## start Exercise data

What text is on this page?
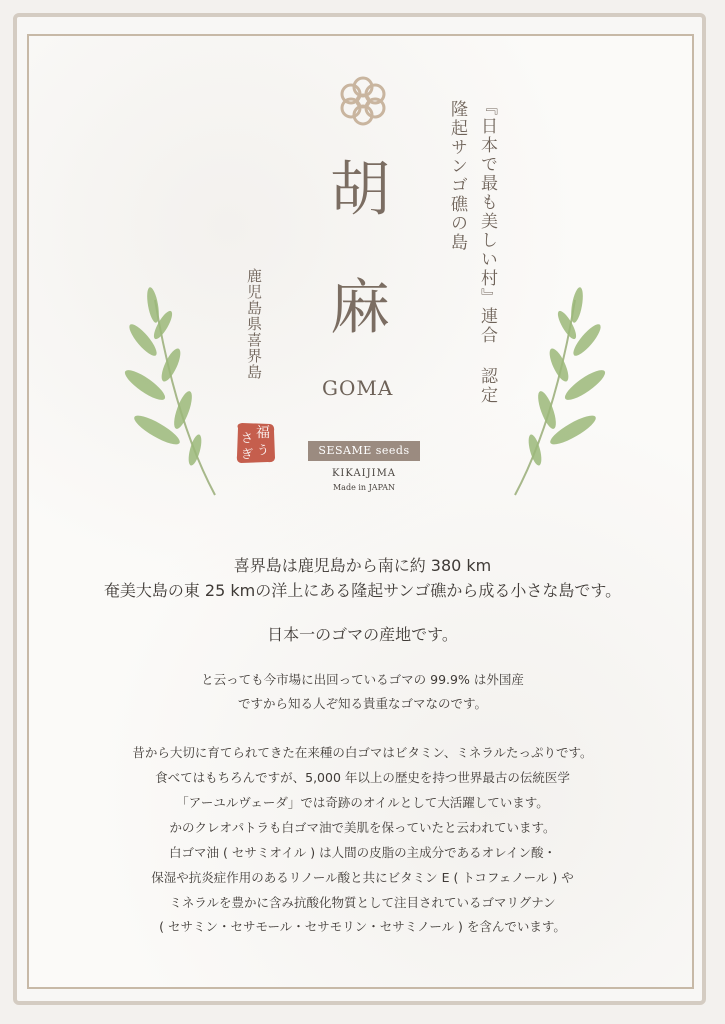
『日本で最も美しい村』連合 認定
隆起サンゴ礁の島
胡
麻
GOMA
鹿児島県喜界島
福
う
さ
ぎ	SESAME seeds
KIKAIJIMA
Made in JAPAN
喜界島は鹿児島から南に約 380 km
奄美大島の東 25 kmの洋上にある隆起サンゴ礁から成る小さな島です。
日本一のゴマの産地です。
と云っても今市場に出回っているゴマの 99.9% は外国産
ですから知る人ぞ知る貴重なゴマなのです。
昔から大切に育てられてきた在来種の白ゴマはビタミン、ミネラルたっぷりです。
食べてはもちろんですが、5,000 年以上の歴史を持つ世界最古の伝統医学
「アーユルヴェーダ」では奇跡のオイルとして大活躍しています。
かのクレオパトラも白ゴマ油で美肌を保っていたと云われています。
白ゴマ油 ( セサミオイル ) は人間の皮脂の主成分であるオレイン酸・
保湿や抗炎症作用のあるリノール酸と共にビタミン E ( トコフェノール ) や
ミネラルを豊かに含み抗酸化物質として注目されているゴマリグナン
( セサミン・セサモール・セサモリン・セサミノール ) を含んでいます。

## end Exercise data

→ Problem description: Transcribe each entry above exactly, apart from the pictures.

→ Answer to the problem:
What text is on this page?
『日本で最も美しい村』連合 認定
隆起サンゴ礁の島
胡
麻
GOMA
鹿児島県喜界島
福
う
さ
ぎ	SESAME seeds
KIKAIJIMA
Made in JAPAN
喜界島は鹿児島から南に約 380 km
奄美大島の東 25 kmの洋上にある隆起サンゴ礁から成る小さな島です。
日本一のゴマの産地です。
と云っても今市場に出回っているゴマの 99.9% は外国産
ですから知る人ぞ知る貴重なゴマなのです。
昔から大切に育てられてきた在来種の白ゴマはビタミン、ミネラルたっぷりです。
食べてはもちろんですが、5,000 年以上の歴史を持つ世界最古の伝統医学
「アーユルヴェーダ」では奇跡のオイルとして大活躍しています。
かのクレオパトラも白ゴマ油で美肌を保っていたと云われています。
白ゴマ油 ( セサミオイル ) は人間の皮脂の主成分であるオレイン酸・
保湿や抗炎症作用のあるリノール酸と共にビタミン E ( トコフェノール ) や
ミネラルを豊かに含み抗酸化物質として注目されているゴマリグナン
( セサミン・セサモール・セサモリン・セサミノール ) を含んでいます。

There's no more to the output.